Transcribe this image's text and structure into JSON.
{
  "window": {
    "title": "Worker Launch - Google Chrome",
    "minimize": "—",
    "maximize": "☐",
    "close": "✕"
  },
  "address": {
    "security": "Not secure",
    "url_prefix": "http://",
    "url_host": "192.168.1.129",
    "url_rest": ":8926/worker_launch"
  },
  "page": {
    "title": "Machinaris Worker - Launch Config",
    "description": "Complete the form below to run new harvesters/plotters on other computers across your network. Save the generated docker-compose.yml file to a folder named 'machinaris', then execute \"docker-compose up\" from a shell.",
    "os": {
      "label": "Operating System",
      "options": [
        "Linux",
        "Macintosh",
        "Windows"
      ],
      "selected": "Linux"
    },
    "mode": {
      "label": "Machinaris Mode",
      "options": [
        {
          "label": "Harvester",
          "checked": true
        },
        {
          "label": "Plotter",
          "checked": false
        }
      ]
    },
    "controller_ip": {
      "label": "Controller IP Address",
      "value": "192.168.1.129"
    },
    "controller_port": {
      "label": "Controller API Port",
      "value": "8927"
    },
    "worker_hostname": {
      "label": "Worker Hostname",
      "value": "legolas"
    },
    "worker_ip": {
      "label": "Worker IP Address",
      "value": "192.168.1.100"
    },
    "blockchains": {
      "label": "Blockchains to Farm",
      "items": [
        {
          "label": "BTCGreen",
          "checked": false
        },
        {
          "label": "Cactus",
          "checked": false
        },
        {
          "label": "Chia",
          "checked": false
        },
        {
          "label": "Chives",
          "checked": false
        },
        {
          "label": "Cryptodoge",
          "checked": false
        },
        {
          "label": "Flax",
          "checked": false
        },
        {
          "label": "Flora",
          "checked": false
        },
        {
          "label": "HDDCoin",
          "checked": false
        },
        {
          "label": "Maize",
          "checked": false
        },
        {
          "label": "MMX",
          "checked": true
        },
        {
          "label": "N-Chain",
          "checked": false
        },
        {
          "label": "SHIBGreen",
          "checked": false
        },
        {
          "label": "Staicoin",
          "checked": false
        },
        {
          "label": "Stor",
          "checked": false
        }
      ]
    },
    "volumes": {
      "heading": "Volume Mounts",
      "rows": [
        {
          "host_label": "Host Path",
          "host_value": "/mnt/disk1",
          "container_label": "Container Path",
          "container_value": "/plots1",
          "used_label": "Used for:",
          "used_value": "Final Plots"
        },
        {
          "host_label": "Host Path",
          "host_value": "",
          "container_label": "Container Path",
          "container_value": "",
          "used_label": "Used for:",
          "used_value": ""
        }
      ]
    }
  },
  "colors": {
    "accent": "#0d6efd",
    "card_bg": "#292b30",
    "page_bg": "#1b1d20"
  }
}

> What you should do
Retype the material above, line by line, exactly.

> Answer to the exercise
Transcribe this image's text and structure into JSON.
{
  "window": {
    "title": "Worker Launch - Google Chrome",
    "minimize": "—",
    "maximize": "☐",
    "close": "✕"
  },
  "address": {
    "security": "Not secure",
    "url_prefix": "http://",
    "url_host": "192.168.1.129",
    "url_rest": ":8926/worker_launch"
  },
  "page": {
    "title": "Machinaris Worker - Launch Config",
    "description": "Complete the form below to run new harvesters/plotters on other computers across your network. Save the generated docker-compose.yml file to a folder named 'machinaris', then execute \"docker-compose up\" from a shell.",
    "os": {
      "label": "Operating System",
      "options": [
        "Linux",
        "Macintosh",
        "Windows"
      ],
      "selected": "Linux"
    },
    "mode": {
      "label": "Machinaris Mode",
      "options": [
        {
          "label": "Harvester",
          "checked": true
        },
        {
          "label": "Plotter",
          "checked": false
        }
      ]
    },
    "controller_ip": {
      "label": "Controller IP Address",
      "value": "192.168.1.129"
    },
    "controller_port": {
      "label": "Controller API Port",
      "value": "8927"
    },
    "worker_hostname": {
      "label": "Worker Hostname",
      "value": "legolas"
    },
    "worker_ip": {
      "label": "Worker IP Address",
      "value": "192.168.1.100"
    },
    "blockchains": {
      "label": "Blockchains to Farm",
      "items": [
        {
          "label": "BTCGreen",
          "checked": false
        },
        {
          "label": "Cactus",
          "checked": false
        },
        {
          "label": "Chia",
          "checked": false
        },
        {
          "label": "Chives",
          "checked": false
        },
        {
          "label": "Cryptodoge",
          "checked": false
        },
        {
          "label": "Flax",
          "checked": false
        },
        {
          "label": "Flora",
          "checked": false
        },
        {
          "label": "HDDCoin",
          "checked": false
        },
        {
          "label": "Maize",
          "checked": false
        },
        {
          "label": "MMX",
          "checked": true
        },
        {
          "label": "N-Chain",
          "checked": false
        },
        {
          "label": "SHIBGreen",
          "checked": false
        },
        {
          "label": "Staicoin",
          "checked": false
        },
        {
          "label": "Stor",
          "checked": false
        }
      ]
    },
    "volumes": {
      "heading": "Volume Mounts",
      "rows": [
        {
          "host_label": "Host Path",
          "host_value": "/mnt/disk1",
          "container_label": "Container Path",
          "container_value": "/plots1",
          "used_label": "Used for:",
          "used_value": "Final Plots"
        },
        {
          "host_label": "Host Path",
          "host_value": "",
          "container_label": "Container Path",
          "container_value": "",
          "used_label": "Used for:",
          "used_value": ""
        }
      ]
    }
  },
  "colors": {
    "accent": "#0d6efd",
    "card_bg": "#292b30",
    "page_bg": "#1b1d20"
  }
}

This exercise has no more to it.